START Information shown
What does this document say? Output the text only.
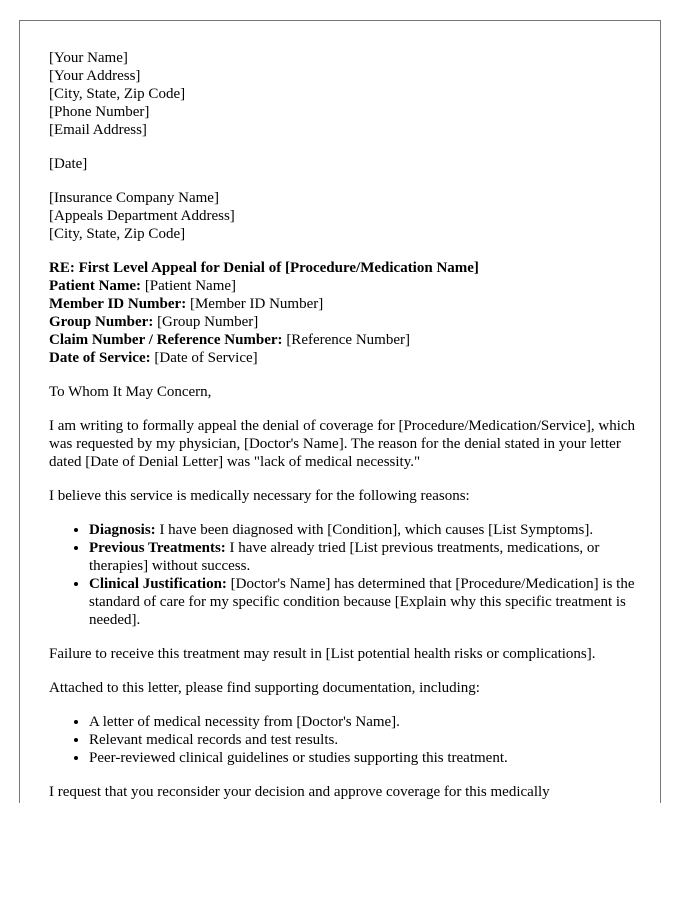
[Your Name]
[Your Address]
[City, State, Zip Code]
[Phone Number]
[Email Address]
[Date]
[Insurance Company Name]
[Appeals Department Address]
[City, State, Zip Code]
RE: First Level Appeal for Denial of [Procedure/Medication Name]
Patient Name: [Patient Name]
Member ID Number: [Member ID Number]
Group Number: [Group Number]
Claim Number / Reference Number: [Reference Number]
Date of Service: [Date of Service]

To Whom It May Concern,

I am writing to formally appeal the denial of coverage for [Procedure/Medication/Service], which was requested by my physician, [Doctor's Name]. The reason for the denial stated in your letter dated [Date of Denial Letter] was "lack of medical necessity."

I believe this service is medically necessary for the following reasons:

• Diagnosis: I have been diagnosed with [Condition], which causes [List Symptoms].
• Previous Treatments: I have already tried [List previous treatments, medications, or therapies] without success.
• Clinical Justification: [Doctor's Name] has determined that [Procedure/Medication] is the standard of care for my specific condition because [Explain why this specific treatment is needed].

Failure to receive this treatment may result in [List potential health risks or complications].

Attached to this letter, please find supporting documentation, including:

• A letter of medical necessity from [Doctor's Name].
• Relevant medical records and test results.
• Peer-reviewed clinical guidelines or studies supporting this treatment.

I request that you reconsider your decision and approve coverage for this medically
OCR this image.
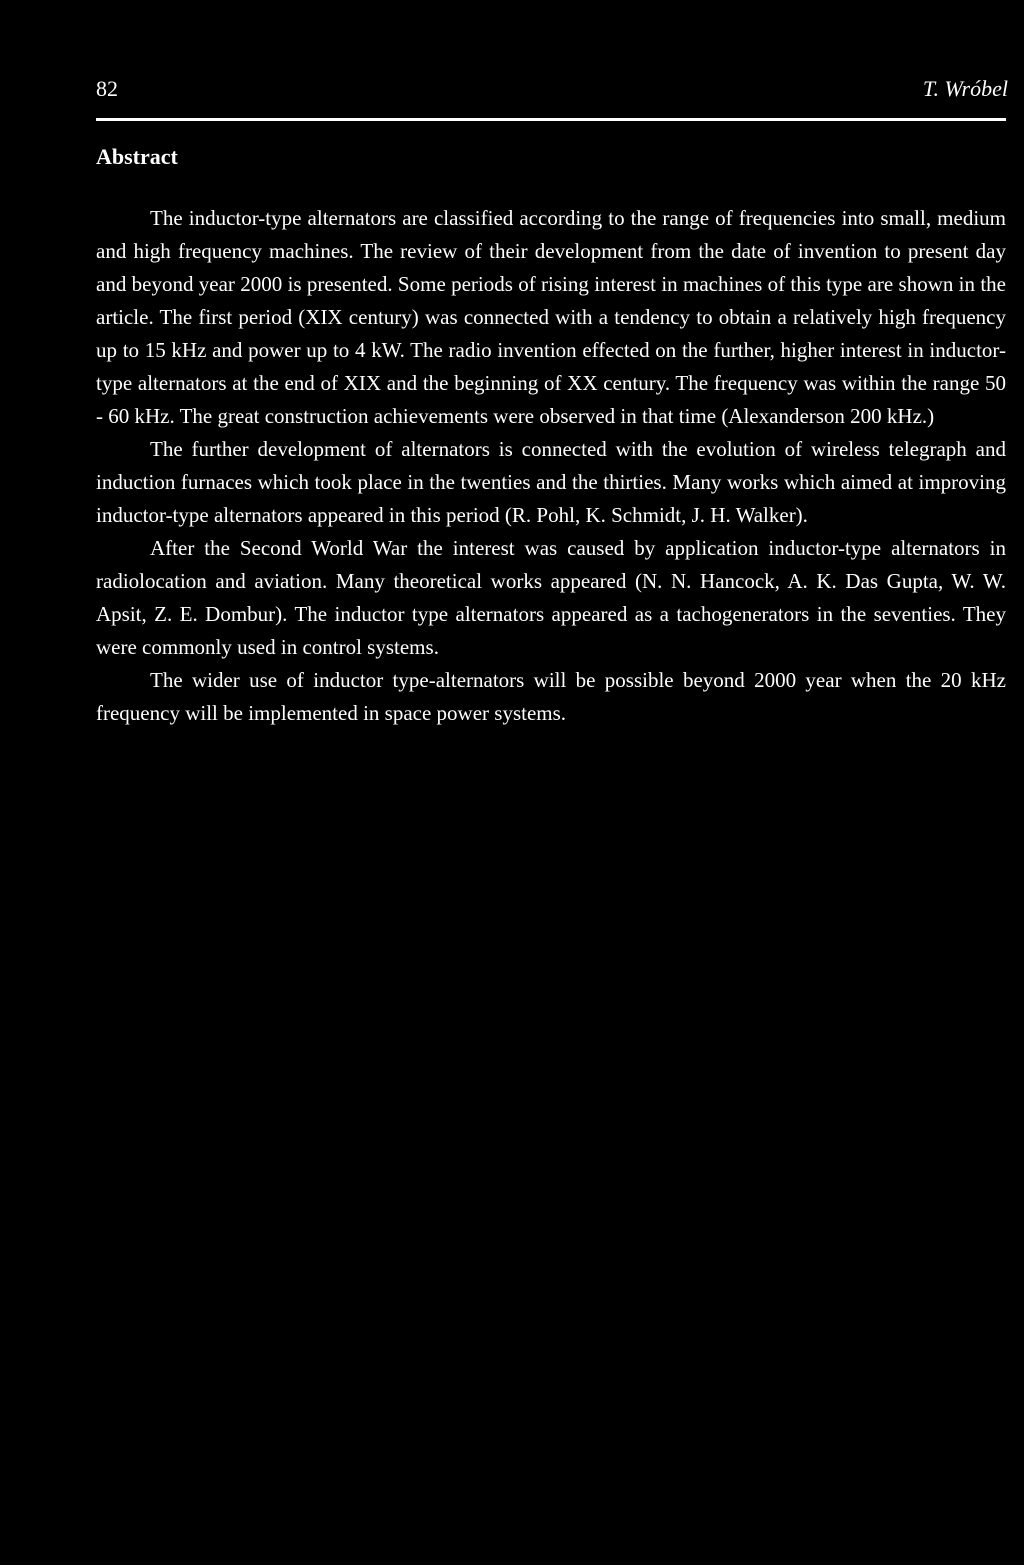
82	T. Wróbel
Abstract

The inductor-type alternators are classified according to the range of frequencies into small, medium and high frequency machines. The review of their development from the date of invention to present day and beyond year 2000 is presented. Some periods of rising interest in machines of this type are shown in the article. The first period (XIX century) was connected with a tendency to obtain a relatively high frequency up to 15 kHz and power up to 4 kW. The radio invention effected on the further, higher interest in inductor-type alternators at the end of XIX and the beginning of XX century. The frequency was within the range 50 - 60 kHz. The great construction achievements were observed in that time (Alexanderson 200 kHz.)

The further development of alternators is connected with the evolution of wireless telegraph and induction furnaces which took place in the twenties and the thirties. Many works which aimed at improving inductor-type alternators appeared in this period (R. Pohl, K. Schmidt, J. H. Walker).

After the Second World War the interest was caused by application inductor-type alternators in radiolocation and aviation. Many theoretical works appeared (N. N. Hancock, A. K. Das Gupta, W. W. Apsit, Z. E. Dombur). The inductor type alternators appeared as a tachogenerators in the seventies. They were commonly used in control systems.

The wider use of inductor type-alternators will be possible beyond 2000 year when the 20 kHz frequency will be implemented in space power systems.
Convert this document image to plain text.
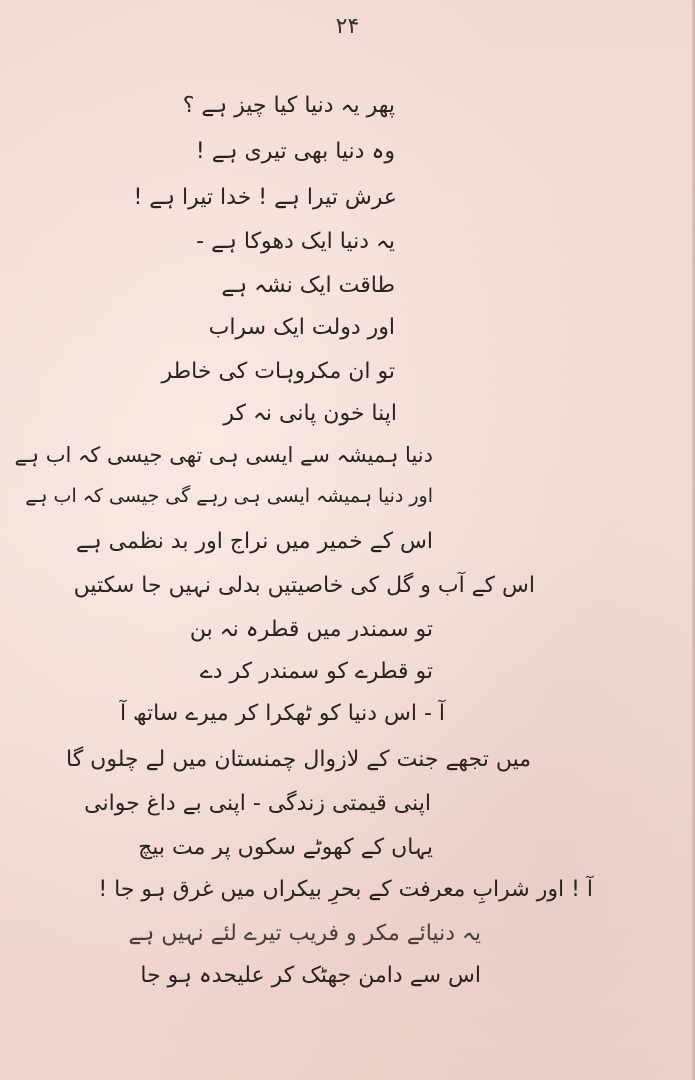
۲۴
پھر یہ دنیا کیا چیز ہے ؟
وہ دنیا بھی تیری ہے !
عرش تیرا ہے ! خدا تیرا ہے !
یہ دنیا ایک دھوکا ہے -
طاقت ایک نشہ ہے
اور دولت ایک سراب
تو ان مکروہات کی خاطر
اپنا خون پانی نہ کر
دنیا ہمیشہ سے ایسی ہی تھی جیسی کہ اب ہے
اور دنیا ہمیشہ ایسی ہی رہے گی جیسی کہ اب ہے
اس کے خمیر میں نراج اور بد نظمی ہے
اس کے آب و گل کی خاصیتیں بدلی نہیں جا سکتیں
تو سمندر میں قطرہ نہ بن
تو قطرے کو سمندر کر دے
آ - اس دنیا کو ٹھکرا کر میرے ساتھ آ
میں تجھے جنت کے لازوال چمنستان میں لے چلوں گا
اپنی قیمتی زندگی - اپنی بے داغ جوانی
یہاں کے کھوٹے سکوں پر مت بیچ
آ ! اور شرابِ معرفت کے بحرِ بیکراں میں غرق ہو جا !
یہ دنیائے مکر و فریب تیرے لئے نہیں ہے
اس سے دامن جھٹک کر علیحدہ ہو جا
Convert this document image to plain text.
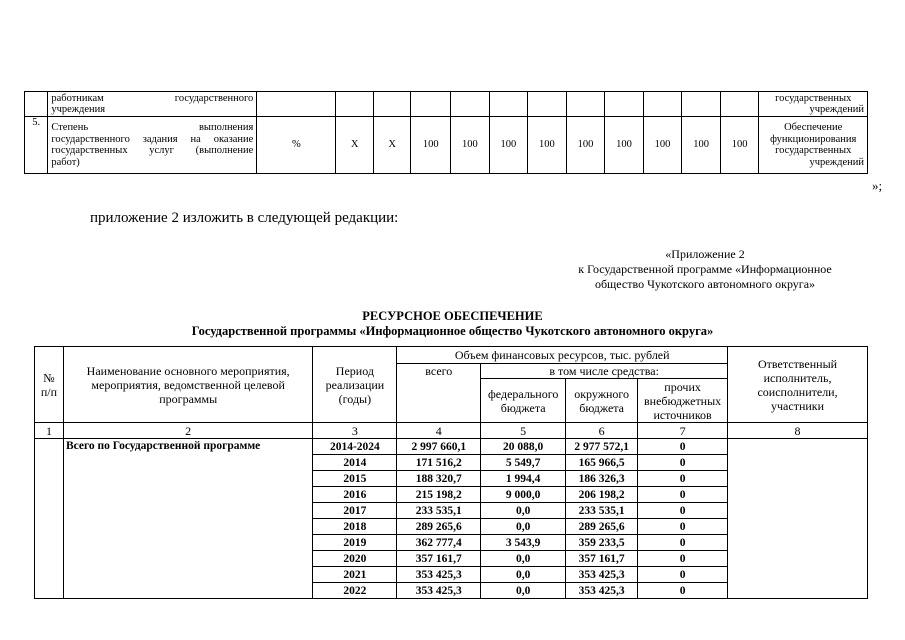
	работникам государственного
учреждения													государственных
учреждений

5.	Степень выполнения
государственного задания на оказание
государственных услуг (выполнение
работ)	%	Х	Х	100	100	100	100	100	100	100	100	100	Обеспечение
функционирования
государственных
учреждений
»;
приложение 2 изложить в следующей редакции:
«Приложение 2
к Государственной программе «Информационное
общество Чукотского автономного округа»
РЕСУРСНОЕ ОБЕСПЕЧЕНИЕ
Государственной программы «Информационное общество Чукотского автономного округа»
№ п/п	Наименование основного мероприятия, мероприятия, ведомственной целевой программы	Период реализации (годы)	Объем финансовых ресурсов, тыс. рублей				Ответственный исполнитель, соисполнители, участники
			всего	в том числе средства:			
				федерального бюджета	окружного бюджета	прочих внебюджетных источников	
1	2	3	4	5	6	7	8
	Всего по Государственной программе	2014-2024	2 997 660,1	20 088,0	2 977 572,1	0	
		2014	171 516,2	5 549,7	165 966,5	0	
		2015	188 320,7	1 994,4	186 326,3	0	
		2016	215 198,2	9 000,0	206 198,2	0	
		2017	233 535,1	0,0	233 535,1	0	
		2018	289 265,6	0,0	289 265,6	0	
		2019	362 777,4	3 543,9	359 233,5	0	
		2020	357 161,7	0,0	357 161,7	0	
		2021	353 425,3	0,0	353 425,3	0	
		2022	353 425,3	0,0	353 425,3	0	
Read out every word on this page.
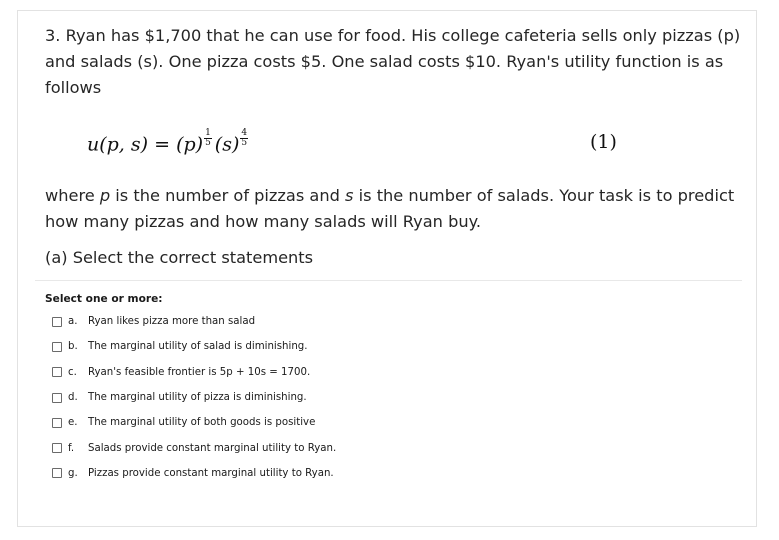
3. Ryan has $1,700 that he can use for food. His college cafeteria sells only pizzas (p) and salads (s). One pizza costs $5. One salad costs $10. Ryan's utility function is as follows

u(p, $s) = (p) \frac{1}{5} (s) \frac{4}{5}$	(1)

where p is the number of pizzas and s is the number of salads. Your task is to predict how many pizzas and how many salads will Ryan buy.

(a) Select the correct statements

Select one or more:
a.	Ryan likes pizza more than salad
b.	The marginal utility of salad is diminishing.
c.	Ryan's feasible frontier is 5p + 10s = 1700.
d.	The marginal utility of pizza is diminishing.
e.	The marginal utility of both goods is positive
f.	Salads provide constant marginal utility to Ryan.
g.	Pizzas provide constant marginal utility to Ryan.
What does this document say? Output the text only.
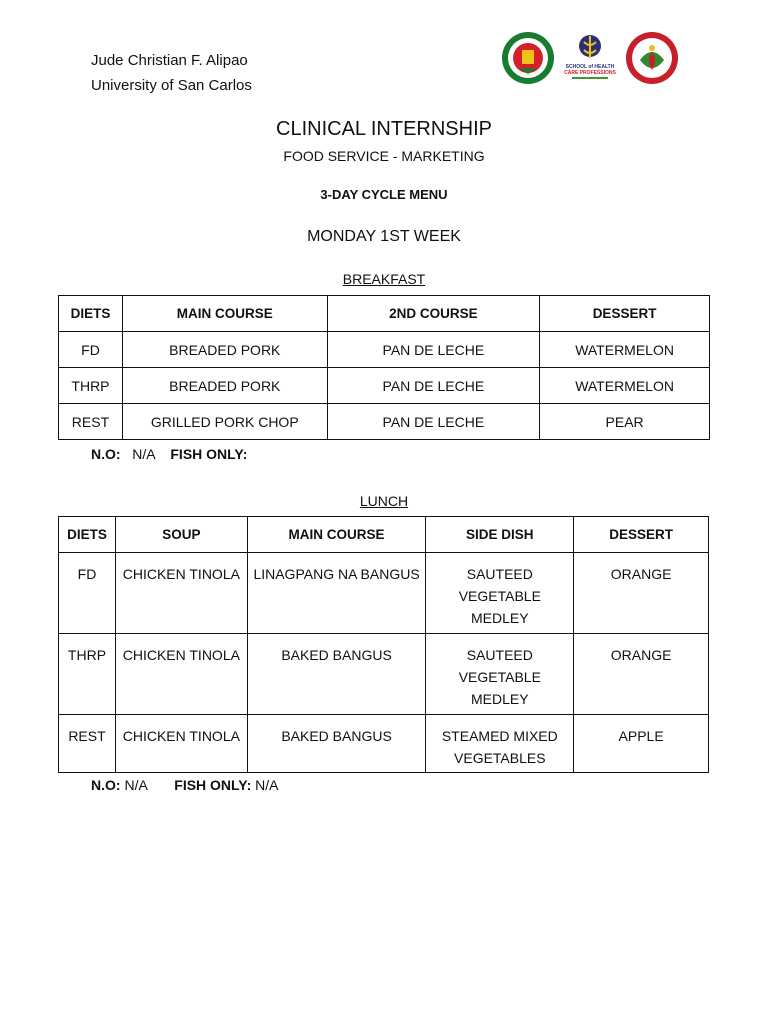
Jude Christian F. Alipao
University of San Carlos
SCHOOL of HEALTH
CARE PROFESSIONS
CLINICAL INTERNSHIP
FOOD SERVICE - MARKETING
3-DAY CYCLE MENU
MONDAY 1ST WEEK
BREAKFAST
DIETS	MAIN COURSE	2ND COURSE	DESSERT
FD	BREADED PORK	PAN DE LECHE	WATERMELON
THRP	BREADED PORK	PAN DE LECHE	WATERMELON
REST	GRILLED PORK CHOP	PAN DE LECHE	PEAR
N.O: N/A FISH ONLY:
LUNCH
DIETS	SOUP	MAIN COURSE	SIDE DISH	DESSERT
FD	CHICKEN TINOLA	LINAGPANG NA BANGUS	SAUTEED VEGETABLE MEDLEY	ORANGE
THRP	CHICKEN TINOLA	BAKED BANGUS	SAUTEED VEGETABLE MEDLEY	ORANGE
REST	CHICKEN TINOLA	BAKED BANGUS	STEAMED MIXED VEGETABLES	APPLE
N.O: N/A FISH ONLY: N/A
END Information shown
**Work to be completed**
Leave out the pictures and print each record exactly as it stands.

**Solved exercise**
What does this document say? Output the text only.
[Your Name]
[Your Address]
[City, State, Zip Code]
[Phone Number]
[Email Address]
[Date]
[Insurance Company Name]
[Appeals Department Address]
[City, State, Zip Code]
RE: First Level Appeal for Denial of [Procedure/Medication Name]
Patient Name: [Patient Name]
Member ID Number: [Member ID Number]
Group Number: [Group Number]
Claim Number / Reference Number: [Reference Number]
Date of Service: [Date of Service]

To Whom It May Concern,

I am writing to formally appeal the denial of coverage for [Procedure/Medication/Service], which was requested by my physician, [Doctor's Name]. The reason for the denial stated in your letter dated [Date of Denial Letter] was "lack of medical necessity."

I believe this service is medically necessary for the following reasons:

• Diagnosis: I have been diagnosed with [Condition], which causes [List Symptoms].
• Previous Treatments: I have already tried [List previous treatments, medications, or therapies] without success.
• Clinical Justification: [Doctor's Name] has determined that [Procedure/Medication] is the standard of care for my specific condition because [Explain why this specific treatment is needed].

Failure to receive this treatment may result in [List potential health risks or complications].

Attached to this letter, please find supporting documentation, including:

• A letter of medical necessity from [Doctor's Name].
• Relevant medical records and test results.
• Peer-reviewed clinical guidelines or studies supporting this treatment.

I request that you reconsider your decision and approve coverage for this medically
OCR this image.
82	T. Wróbel
Abstract

The inductor-type alternators are classified according to the range of frequencies into small, medium and high frequency machines. The review of their development from the date of invention to present day and beyond year 2000 is presented. Some periods of rising interest in machines of this type are shown in the article. The first period (XIX century) was connected with a tendency to obtain a relatively high frequency up to 15 kHz and power up to 4 kW. The radio invention effected on the further, higher interest in inductor-type alternators at the end of XIX and the beginning of XX century. The frequency was within the range 50 - 60 kHz. The great construction achievements were observed in that time (Alexanderson 200 kHz.)

The further development of alternators is connected with the evolution of wireless telegraph and induction furnaces which took place in the twenties and the thirties. Many works which aimed at improving inductor-type alternators appeared in this period (R. Pohl, K. Schmidt, J. H. Walker).

After the Second World War the interest was caused by application inductor-type alternators in radiolocation and aviation. Many theoretical works appeared (N. N. Hancock, A. K. Das Gupta, W. W. Apsit, Z. E. Dombur). The inductor type alternators appeared as a tachogenerators in the seventies. They were commonly used in control systems.

The wider use of inductor type-alternators will be possible beyond 2000 year when the 20 kHz frequency will be implemented in space power systems.
Convert this document image to plain text.
۲۴
پھر یہ دنیا کیا چیز ہے ؟
وہ دنیا بھی تیری ہے !
عرش تیرا ہے ! خدا تیرا ہے !
یہ دنیا ایک دھوکا ہے -
طاقت ایک نشہ ہے
اور دولت ایک سراب
تو ان مکروہات کی خاطر
اپنا خون پانی نہ کر
دنیا ہمیشہ سے ایسی ہی تھی جیسی کہ اب ہے
اور دنیا ہمیشہ ایسی ہی رہے گی جیسی کہ اب ہے
اس کے خمیر میں نراج اور بد نظمی ہے
اس کے آب و گل کی خاصیتیں بدلی نہیں جا سکتیں
تو سمندر میں قطرہ نہ بن
تو قطرے کو سمندر کر دے
آ - اس دنیا کو ٹھکرا کر میرے ساتھ آ
میں تجھے جنت کے لازوال چمنستان میں لے چلوں گا
اپنی قیمتی زندگی - اپنی بے داغ جوانی
یہاں کے کھوٹے سکوں پر مت بیچ
آ ! اور شرابِ معرفت کے بحرِ بیکراں میں غرق ہو جا !
یہ دنیائے مکر و فریب تیرے لئے نہیں ہے
اس سے دامن جھٹک کر علیحدہ ہو جا
Convert this document image to plain text.
	работникам государственного
учреждения													государственных
учреждений

5.	Степень выполнения
государственного задания на оказание
государственных услуг (выполнение
работ)	%	Х	Х	100	100	100	100	100	100	100	100	100	Обеспечение
функционирования
государственных
учреждений
»;
приложение 2 изложить в следующей редакции:
«Приложение 2
к Государственной программе «Информационное
общество Чукотского автономного округа»
РЕСУРСНОЕ ОБЕСПЕЧЕНИЕ
Государственной программы «Информационное общество Чукотского автономного округа»
№ п/п	Наименование основного мероприятия, мероприятия, ведомственной целевой программы	Период реализации (годы)	Объем финансовых ресурсов, тыс. рублей				Ответственный исполнитель, соисполнители, участники
			всего	в том числе средства:			
				федерального бюджета	окружного бюджета	прочих внебюджетных источников	
1	2	3	4	5	6	7	8
	Всего по Государственной программе	2014-2024	2 997 660,1	20 088,0	2 977 572,1	0	
		2014	171 516,2	5 549,7	165 966,5	0	
		2015	188 320,7	1 994,4	186 326,3	0	
		2016	215 198,2	9 000,0	206 198,2	0	
		2017	233 535,1	0,0	233 535,1	0	
		2018	289 265,6	0,0	289 265,6	0	
		2019	362 777,4	3 543,9	359 233,5	0	
		2020	357 161,7	0,0	357 161,7	0	
		2021	353 425,3	0,0	353 425,3	0	
		2022	353 425,3	0,0	353 425,3	0	
Read out every word on this page.
3. Ryan has $1,700 that he can use for food. His college cafeteria sells only pizzas (p) and salads (s). One pizza costs $5. One salad costs $10. Ryan's utility function is as follows

u(p, $s) = (p) \frac{1}{5} (s) \frac{4}{5}$	(1)

where p is the number of pizzas and s is the number of salads. Your task is to predict how many pizzas and how many salads will Ryan buy.

(a) Select the correct statements

Select one or more:
a.	Ryan likes pizza more than salad
b.	The marginal utility of salad is diminishing.
c.	Ryan's feasible frontier is 5p + 10s = 1700.
d.	The marginal utility of pizza is diminishing.
e.	The marginal utility of both goods is positive
f.	Salads provide constant marginal utility to Ryan.
g.	Pizzas provide constant marginal utility to Ryan.
What does this document say? Output the text only.
Jude Christian F. Alipao
University of San Carlos
SCHOOL of HEALTH
CARE PROFESSIONS
CLINICAL INTERNSHIP
FOOD SERVICE - MARKETING
3-DAY CYCLE MENU
MONDAY 1ST WEEK
BREAKFAST
DIETS	MAIN COURSE	2ND COURSE	DESSERT
FD	BREADED PORK	PAN DE LECHE	WATERMELON
THRP	BREADED PORK	PAN DE LECHE	WATERMELON
REST	GRILLED PORK CHOP	PAN DE LECHE	PEAR
N.O: N/A FISH ONLY:
LUNCH
DIETS	SOUP	MAIN COURSE	SIDE DISH	DESSERT
FD	CHICKEN TINOLA	LINAGPANG NA BANGUS	SAUTEED VEGETABLE MEDLEY	ORANGE
THRP	CHICKEN TINOLA	BAKED BANGUS	SAUTEED VEGETABLE MEDLEY	ORANGE
REST	CHICKEN TINOLA	BAKED BANGUS	STEAMED MIXED VEGETABLES	APPLE
N.O: N/A FISH ONLY: N/A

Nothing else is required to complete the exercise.